__Records supplied__:
----------------------------------------
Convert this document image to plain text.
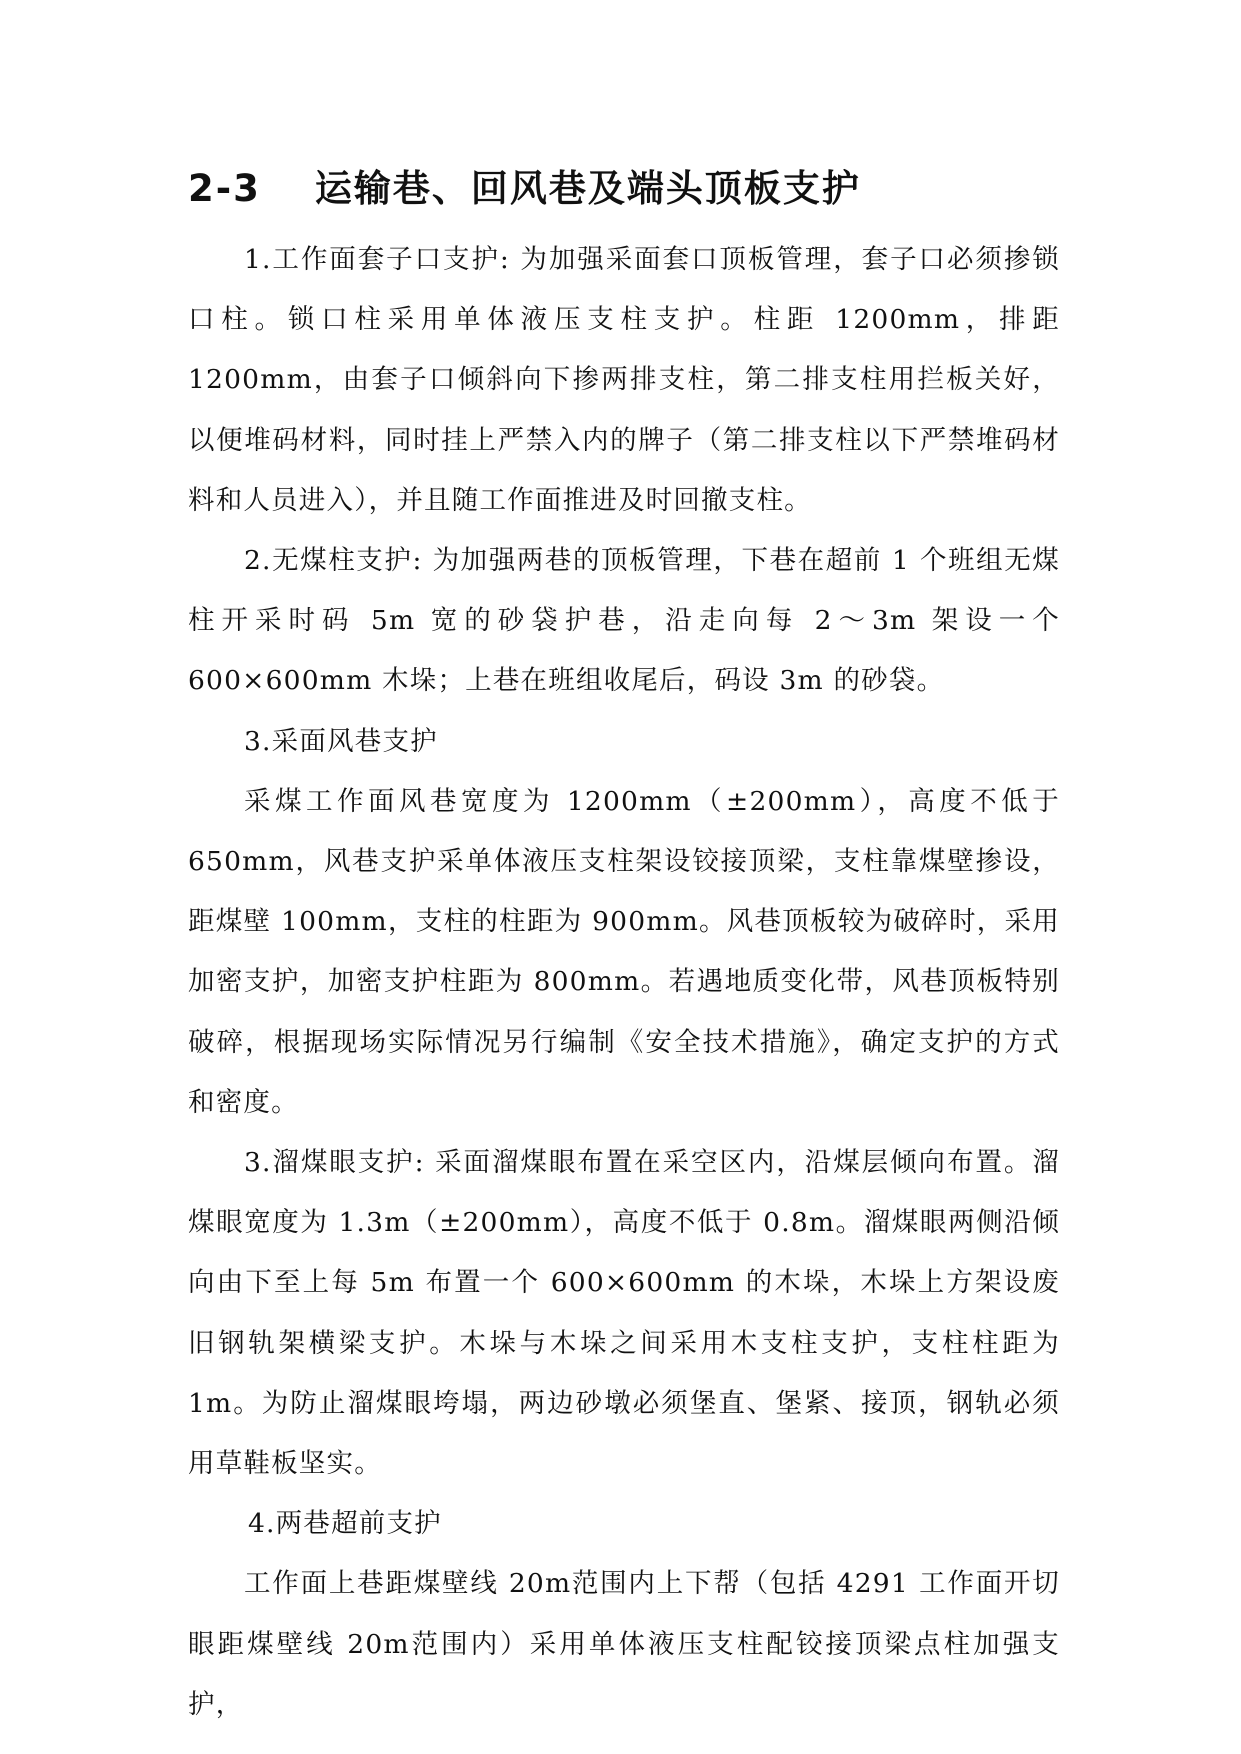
2-3 运输巷、回风巷及端头顶板支护

1.工作面套子口支护: 为加强采面套口顶板管理，套子口必须掺锁口柱。锁口柱采用单体液压支柱支护。柱距 1200mm，排距 1200mm，由套子口倾斜向下掺两排支柱，第二排支柱用拦板关好，以便堆码材料，同时挂上严禁入内的牌子（第二排支柱以下严禁堆码材料和人员进入），并且随工作面推进及时回撤支柱。

2.无煤柱支护: 为加强两巷的顶板管理，下巷在超前 1 个班组无煤柱开采时码 5m 宽的砂袋护巷，沿走向每 2～3m 架设一个 600×600mm 木垛；上巷在班组收尾后，码设 3m 的砂袋。

3.采面风巷支护

采煤工作面风巷宽度为 1200mm（±200mm），高度不低于 650mm，风巷支护采单体液压支柱架设铰接顶梁，支柱靠煤壁掺设，距煤壁 100mm，支柱的柱距为 900mm。风巷顶板较为破碎时，采用加密支护，加密支护柱距为 800mm。若遇地质变化带，风巷顶板特别破碎，根据现场实际情况另行编制《安全技术措施》，确定支护的方式和密度。

3.溜煤眼支护: 采面溜煤眼布置在采空区内，沿煤层倾向布置。溜煤眼宽度为 1.3m（±200mm），高度不低于 0.8m。溜煤眼两侧沿倾向由下至上每 5m 布置一个 600×600mm 的木垛，木垛上方架设废旧钢轨架横梁支护。木垛与木垛之间采用木支柱支护，支柱柱距为 1m。为防止溜煤眼垮塌，两边砂墩必须堡直、堡紧、接顶，钢轨必须用草鞋板坚实。

4.两巷超前支护

工作面上巷距煤壁线 20m范围内上下帮（包括 4291 工作面开切眼距煤壁线 20m范围内）采用单体液压支柱配铰接顶梁点柱加强支护，
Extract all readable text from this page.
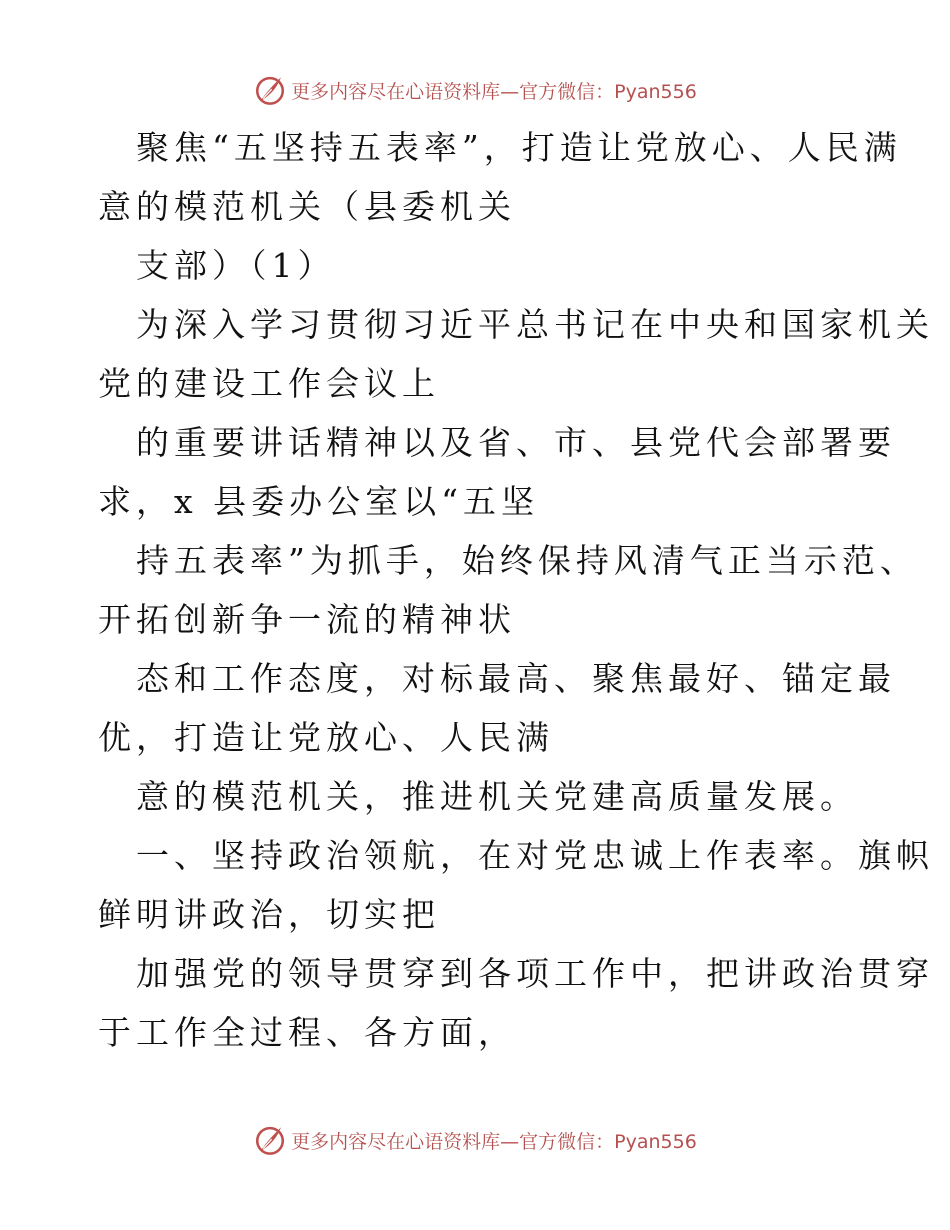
更多内容尽在心语资料库—官方微信：Pyan556
聚焦“五坚持五表率”，打造让党放心、人民满
意的模范机关（县委机关
支部）（1）
为深入学习贯彻习近平总书记在中央和国家机关
党的建设工作会议上
的重要讲话精神以及省、市、县党代会部署要
求，x 县委办公室以“五坚
持五表率”为抓手，始终保持风清气正当示范、
开拓创新争一流的精神状
态和工作态度，对标最高、聚焦最好、锚定最
优，打造让党放心、人民满
意的模范机关，推进机关党建高质量发展。
一、坚持政治领航，在对党忠诚上作表率。旗帜
鲜明讲政治，切实把
加强党的领导贯穿到各项工作中，把讲政治贯穿
于工作全过程、各方面，
更多内容尽在心语资料库—官方微信：Pyan556
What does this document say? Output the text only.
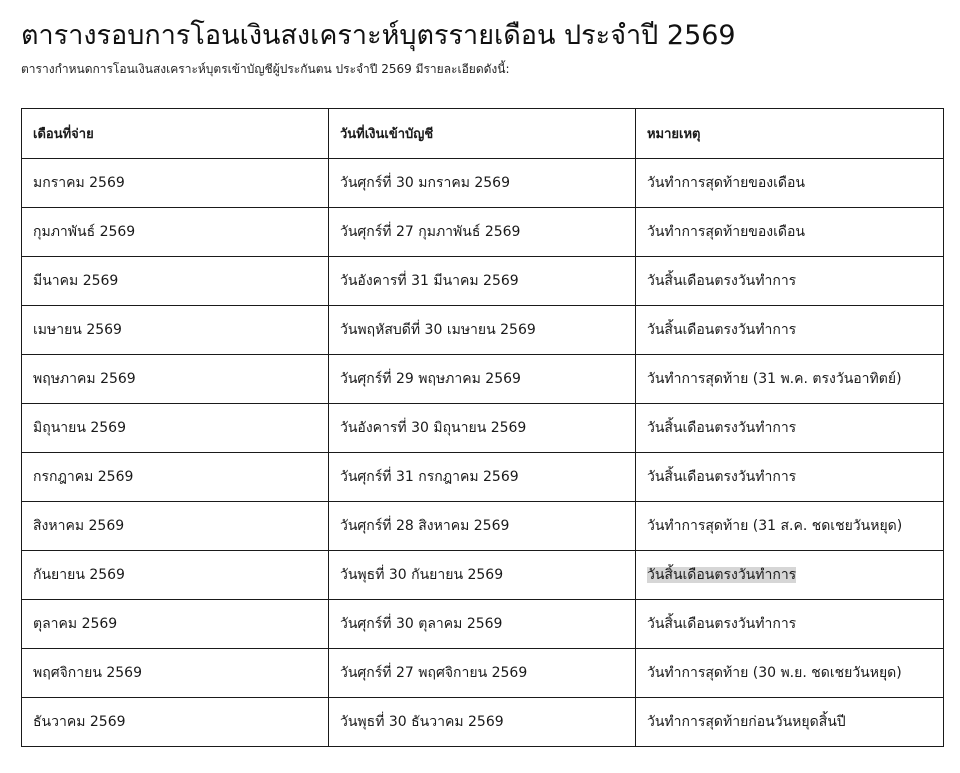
ตารางรอบการโอนเงินสงเคราะห์บุตรรายเดือน ประจำปี 2569

ตารางกำหนดการโอนเงินสงเคราะห์บุตรเข้าบัญชีผู้ประกันตน ประจำปี 2569 มีรายละเอียดดังนี้:

เดือนที่จ่าย	วันที่เงินเข้าบัญชี	หมายเหตุ
มกราคม 2569	วันศุกร์ที่ 30 มกราคม 2569	วันทำการสุดท้ายของเดือน
กุมภาพันธ์ 2569	วันศุกร์ที่ 27 กุมภาพันธ์ 2569	วันทำการสุดท้ายของเดือน
มีนาคม 2569	วันอังคารที่ 31 มีนาคม 2569	วันสิ้นเดือนตรงวันทำการ
เมษายน 2569	วันพฤหัสบดีที่ 30 เมษายน 2569	วันสิ้นเดือนตรงวันทำการ
พฤษภาคม 2569	วันศุกร์ที่ 29 พฤษภาคม 2569	วันทำการสุดท้าย (31 พ.ค. ตรงวันอาทิตย์)
มิถุนายน 2569	วันอังคารที่ 30 มิถุนายน 2569	วันสิ้นเดือนตรงวันทำการ
กรกฎาคม 2569	วันศุกร์ที่ 31 กรกฎาคม 2569	วันสิ้นเดือนตรงวันทำการ
สิงหาคม 2569	วันศุกร์ที่ 28 สิงหาคม 2569	วันทำการสุดท้าย (31 ส.ค. ชดเชยวันหยุด)
กันยายน 2569	วันพุธที่ 30 กันยายน 2569	วันสิ้นเดือนตรงวันทำการ
ตุลาคม 2569	วันศุกร์ที่ 30 ตุลาคม 2569	วันสิ้นเดือนตรงวันทำการ
พฤศจิกายน 2569	วันศุกร์ที่ 27 พฤศจิกายน 2569	วันทำการสุดท้าย (30 พ.ย. ชดเชยวันหยุด)
ธันวาคม 2569	วันพุธที่ 30 ธันวาคม 2569	วันทำการสุดท้ายก่อนวันหยุดสิ้นปี
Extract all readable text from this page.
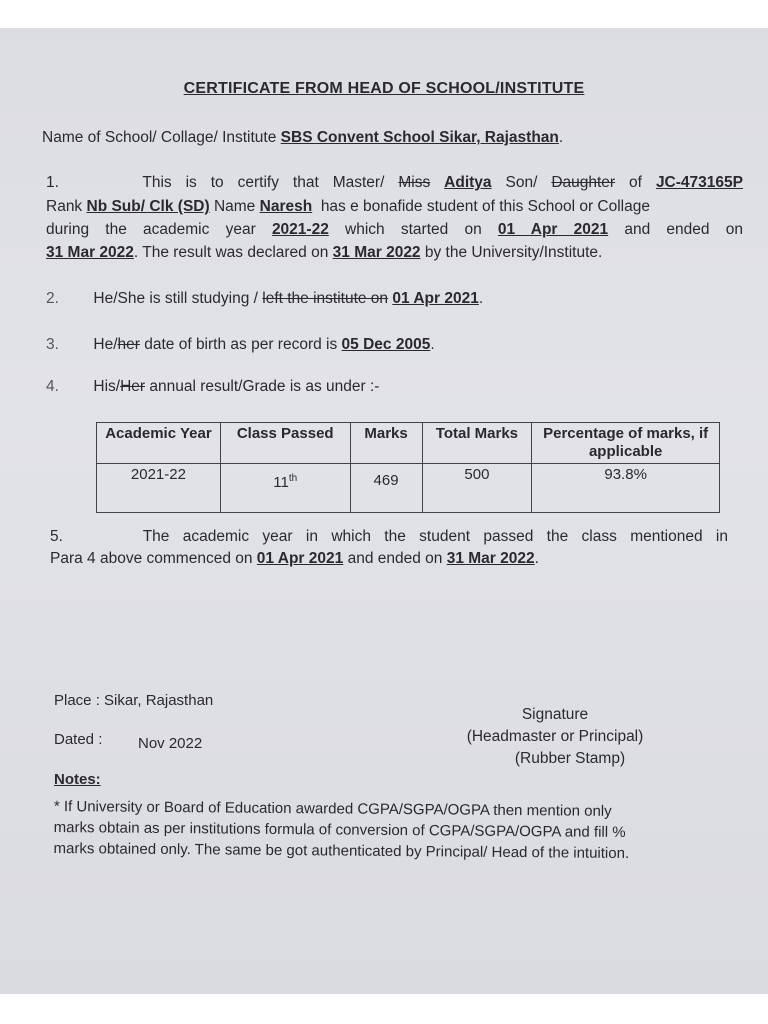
CERTIFICATE FROM HEAD OF SCHOOL/INSTITUTE
Name of School/ Collage/ Institute SBS Convent School Sikar, Rajasthan.
1.	This is to certify that Master/ Miss Aditya Son/ Daughter of JC-473165P
Rank Nb Sub/ Clk (SD) Name Naresh has e bonafide student of this School or Collage
during the academic year 2021-22 which started on 01 Apr 2021 and ended on
31 Mar 2022. The result was declared on 31 Mar 2022 by the University/Institute.
2. He/She is still studying / left the institute on 01 Apr 2021.
3. He/her date of birth as per record is 05 Dec 2005.
4. His/Her annual result/Grade is as under :-
Academic Year	Class Passed	Marks	Total Marks	Percentage of marks, if applicable
2021-22	11th	469	500	93.8%
5.	The academic year in which the student passed the class mentioned in
Para 4 above commenced on 01 Apr 2021 and ended on 31 Mar 2022.
Place : Sikar, Rajasthan
Dated : Nov 2022
Signature
(Headmaster or Principal)
(Rubber Stamp)
Notes:
* If University or Board of Education awarded CGPA/SGPA/OGPA then mention only
marks obtain as per institutions formula of conversion of CGPA/SGPA/OGPA and fill %
marks obtained only. The same be got authenticated by Principal/ Head of the intuition.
----------------------------------------
__What the exercise asks__: Locate the lines above that contain "University" and copy them.

__Answer__:
31 Mar 2022. The result was declared on 31 Mar 2022 by the University/Institute.
* If University or Board of Education awarded CGPA/SGPA/OGPA then mention only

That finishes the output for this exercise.